**Directions**
Report how many lines hold the word "Volume"; answer with the number alone.

**Excerpted data**
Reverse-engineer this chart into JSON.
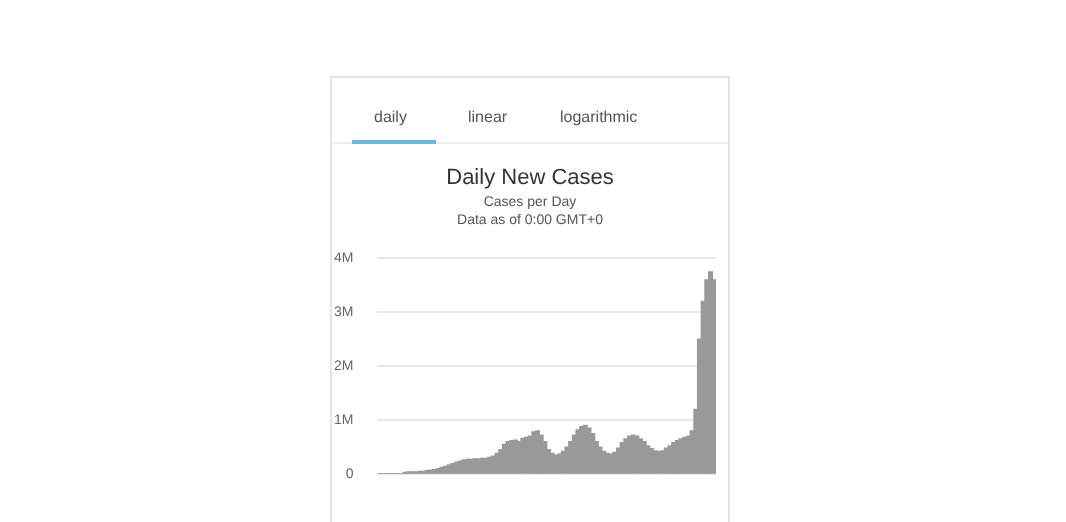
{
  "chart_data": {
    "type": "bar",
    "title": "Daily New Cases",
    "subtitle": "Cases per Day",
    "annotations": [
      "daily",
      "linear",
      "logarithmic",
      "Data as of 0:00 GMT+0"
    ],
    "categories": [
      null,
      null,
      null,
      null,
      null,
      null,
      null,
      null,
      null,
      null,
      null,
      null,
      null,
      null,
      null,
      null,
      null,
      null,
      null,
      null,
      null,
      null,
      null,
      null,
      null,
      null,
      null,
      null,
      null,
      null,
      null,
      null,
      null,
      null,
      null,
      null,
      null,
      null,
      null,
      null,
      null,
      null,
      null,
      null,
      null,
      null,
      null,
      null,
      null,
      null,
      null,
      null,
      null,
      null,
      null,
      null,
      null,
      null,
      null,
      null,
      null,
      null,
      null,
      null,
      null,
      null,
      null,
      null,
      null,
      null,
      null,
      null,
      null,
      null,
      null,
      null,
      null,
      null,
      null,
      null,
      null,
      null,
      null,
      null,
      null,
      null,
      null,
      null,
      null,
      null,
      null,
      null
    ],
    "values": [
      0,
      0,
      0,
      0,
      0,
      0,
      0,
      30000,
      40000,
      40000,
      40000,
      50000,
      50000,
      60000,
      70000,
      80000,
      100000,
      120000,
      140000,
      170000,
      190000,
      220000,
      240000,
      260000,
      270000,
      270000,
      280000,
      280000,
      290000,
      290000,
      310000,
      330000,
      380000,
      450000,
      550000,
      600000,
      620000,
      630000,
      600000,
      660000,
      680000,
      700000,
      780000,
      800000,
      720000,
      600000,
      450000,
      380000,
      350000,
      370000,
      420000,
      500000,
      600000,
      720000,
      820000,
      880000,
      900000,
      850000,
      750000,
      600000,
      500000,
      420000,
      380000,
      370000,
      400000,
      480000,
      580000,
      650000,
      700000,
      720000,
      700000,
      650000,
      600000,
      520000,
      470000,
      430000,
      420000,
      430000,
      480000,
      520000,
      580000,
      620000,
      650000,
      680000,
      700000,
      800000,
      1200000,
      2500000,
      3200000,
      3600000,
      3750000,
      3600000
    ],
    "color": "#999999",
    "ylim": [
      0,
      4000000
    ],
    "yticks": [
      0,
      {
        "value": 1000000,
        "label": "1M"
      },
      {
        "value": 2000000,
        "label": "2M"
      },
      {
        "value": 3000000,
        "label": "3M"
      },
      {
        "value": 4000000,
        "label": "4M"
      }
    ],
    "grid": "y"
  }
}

--

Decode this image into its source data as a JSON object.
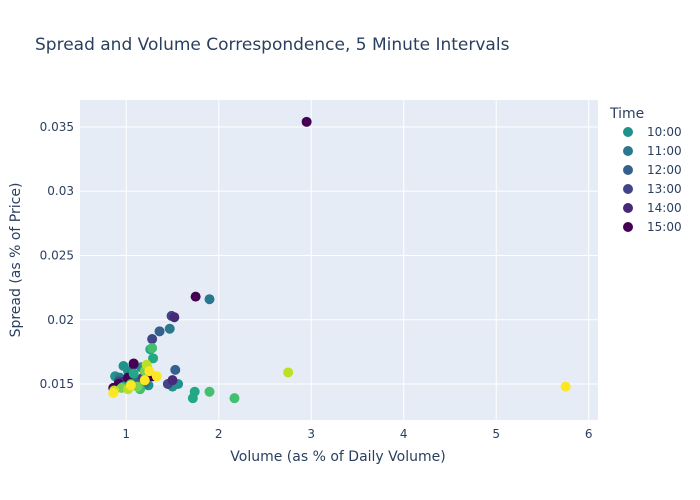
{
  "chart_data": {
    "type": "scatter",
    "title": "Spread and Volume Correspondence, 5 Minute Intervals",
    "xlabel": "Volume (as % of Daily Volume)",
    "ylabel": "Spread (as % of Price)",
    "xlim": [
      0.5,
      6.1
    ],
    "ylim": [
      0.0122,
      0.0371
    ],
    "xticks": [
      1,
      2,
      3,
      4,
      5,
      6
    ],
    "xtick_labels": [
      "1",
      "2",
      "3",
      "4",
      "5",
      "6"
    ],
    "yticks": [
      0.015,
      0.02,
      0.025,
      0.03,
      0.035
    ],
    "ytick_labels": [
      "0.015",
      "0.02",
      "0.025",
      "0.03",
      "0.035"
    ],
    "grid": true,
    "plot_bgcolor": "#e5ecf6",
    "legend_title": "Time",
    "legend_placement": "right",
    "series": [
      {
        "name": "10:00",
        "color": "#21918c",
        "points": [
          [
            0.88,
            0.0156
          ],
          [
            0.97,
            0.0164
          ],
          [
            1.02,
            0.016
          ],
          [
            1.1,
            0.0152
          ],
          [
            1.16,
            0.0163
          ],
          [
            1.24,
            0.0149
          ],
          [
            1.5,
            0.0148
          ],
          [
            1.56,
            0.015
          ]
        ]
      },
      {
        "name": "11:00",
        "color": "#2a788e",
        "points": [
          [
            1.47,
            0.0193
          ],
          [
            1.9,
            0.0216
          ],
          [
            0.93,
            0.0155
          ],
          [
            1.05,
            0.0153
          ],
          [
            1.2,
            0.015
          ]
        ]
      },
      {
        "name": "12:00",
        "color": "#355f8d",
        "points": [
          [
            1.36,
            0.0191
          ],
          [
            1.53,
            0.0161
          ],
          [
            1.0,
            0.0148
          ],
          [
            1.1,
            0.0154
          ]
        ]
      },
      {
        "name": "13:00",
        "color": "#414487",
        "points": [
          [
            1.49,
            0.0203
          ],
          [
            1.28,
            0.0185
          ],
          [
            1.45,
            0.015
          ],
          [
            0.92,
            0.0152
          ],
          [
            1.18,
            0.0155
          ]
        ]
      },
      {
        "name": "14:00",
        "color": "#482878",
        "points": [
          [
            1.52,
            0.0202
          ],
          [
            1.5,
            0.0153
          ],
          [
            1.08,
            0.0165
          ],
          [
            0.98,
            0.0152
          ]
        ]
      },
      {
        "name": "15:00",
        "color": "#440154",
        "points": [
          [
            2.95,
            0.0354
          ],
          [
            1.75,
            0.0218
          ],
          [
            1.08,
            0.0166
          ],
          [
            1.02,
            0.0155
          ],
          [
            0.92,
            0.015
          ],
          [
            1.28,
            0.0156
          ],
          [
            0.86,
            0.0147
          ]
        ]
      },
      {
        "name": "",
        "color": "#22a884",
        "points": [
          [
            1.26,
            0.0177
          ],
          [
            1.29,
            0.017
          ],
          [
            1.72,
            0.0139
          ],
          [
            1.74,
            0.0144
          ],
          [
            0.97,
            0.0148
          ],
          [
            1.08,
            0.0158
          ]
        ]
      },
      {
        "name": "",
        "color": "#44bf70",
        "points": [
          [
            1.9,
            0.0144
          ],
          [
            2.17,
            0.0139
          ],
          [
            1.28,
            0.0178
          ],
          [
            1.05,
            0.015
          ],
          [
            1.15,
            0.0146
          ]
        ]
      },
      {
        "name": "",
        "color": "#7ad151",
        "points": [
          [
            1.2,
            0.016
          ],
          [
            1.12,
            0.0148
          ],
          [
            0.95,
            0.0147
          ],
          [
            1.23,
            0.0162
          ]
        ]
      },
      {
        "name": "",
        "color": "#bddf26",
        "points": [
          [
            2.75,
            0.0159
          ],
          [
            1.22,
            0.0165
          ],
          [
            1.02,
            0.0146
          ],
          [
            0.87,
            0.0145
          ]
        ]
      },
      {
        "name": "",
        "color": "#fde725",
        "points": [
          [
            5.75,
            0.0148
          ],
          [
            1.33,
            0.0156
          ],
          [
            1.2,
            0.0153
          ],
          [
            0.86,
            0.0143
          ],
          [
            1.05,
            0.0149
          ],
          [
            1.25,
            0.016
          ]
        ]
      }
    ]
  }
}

* * *

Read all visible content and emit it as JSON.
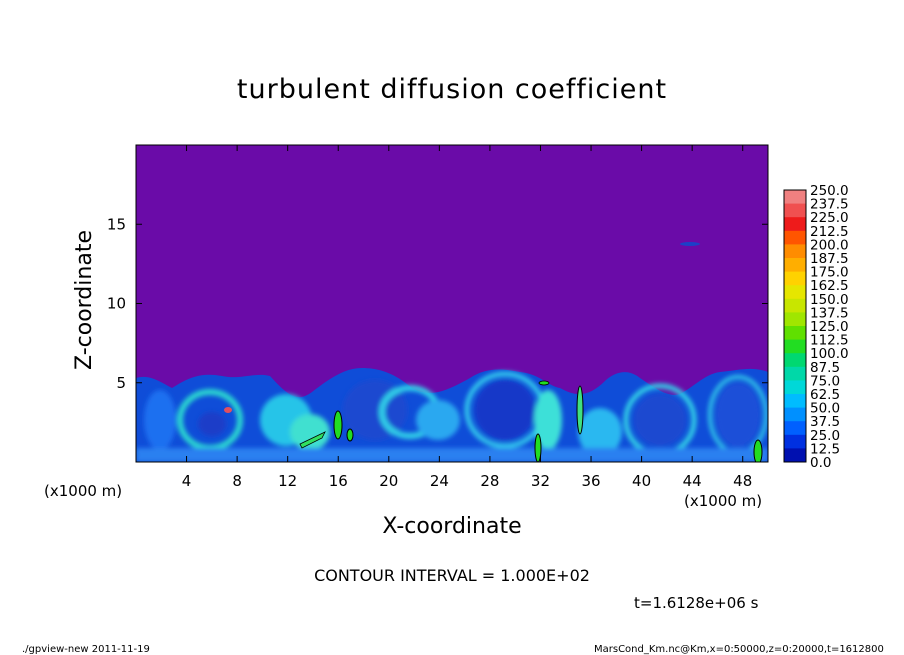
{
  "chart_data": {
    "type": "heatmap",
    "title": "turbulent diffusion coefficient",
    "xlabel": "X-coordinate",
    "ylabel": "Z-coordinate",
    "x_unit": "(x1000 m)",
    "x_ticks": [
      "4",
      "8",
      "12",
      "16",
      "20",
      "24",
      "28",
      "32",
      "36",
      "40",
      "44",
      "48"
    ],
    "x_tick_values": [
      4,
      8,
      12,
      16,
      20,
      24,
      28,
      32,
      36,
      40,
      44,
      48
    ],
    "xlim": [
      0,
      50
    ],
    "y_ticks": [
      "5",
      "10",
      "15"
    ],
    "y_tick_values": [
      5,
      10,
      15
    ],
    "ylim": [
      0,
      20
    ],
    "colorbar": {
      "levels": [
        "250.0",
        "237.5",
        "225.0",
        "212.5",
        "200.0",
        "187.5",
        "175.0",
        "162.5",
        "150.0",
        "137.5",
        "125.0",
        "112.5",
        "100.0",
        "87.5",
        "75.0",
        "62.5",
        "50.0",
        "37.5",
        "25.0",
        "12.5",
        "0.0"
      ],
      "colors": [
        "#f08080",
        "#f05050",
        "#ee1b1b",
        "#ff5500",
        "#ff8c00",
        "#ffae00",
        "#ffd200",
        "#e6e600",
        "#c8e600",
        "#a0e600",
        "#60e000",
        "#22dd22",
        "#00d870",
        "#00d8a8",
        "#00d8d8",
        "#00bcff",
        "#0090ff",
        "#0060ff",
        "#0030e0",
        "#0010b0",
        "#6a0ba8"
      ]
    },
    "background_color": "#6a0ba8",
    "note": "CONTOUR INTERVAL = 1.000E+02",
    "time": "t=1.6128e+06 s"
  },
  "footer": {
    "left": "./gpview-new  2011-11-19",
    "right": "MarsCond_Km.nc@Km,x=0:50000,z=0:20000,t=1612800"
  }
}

**Output for this exercise**
2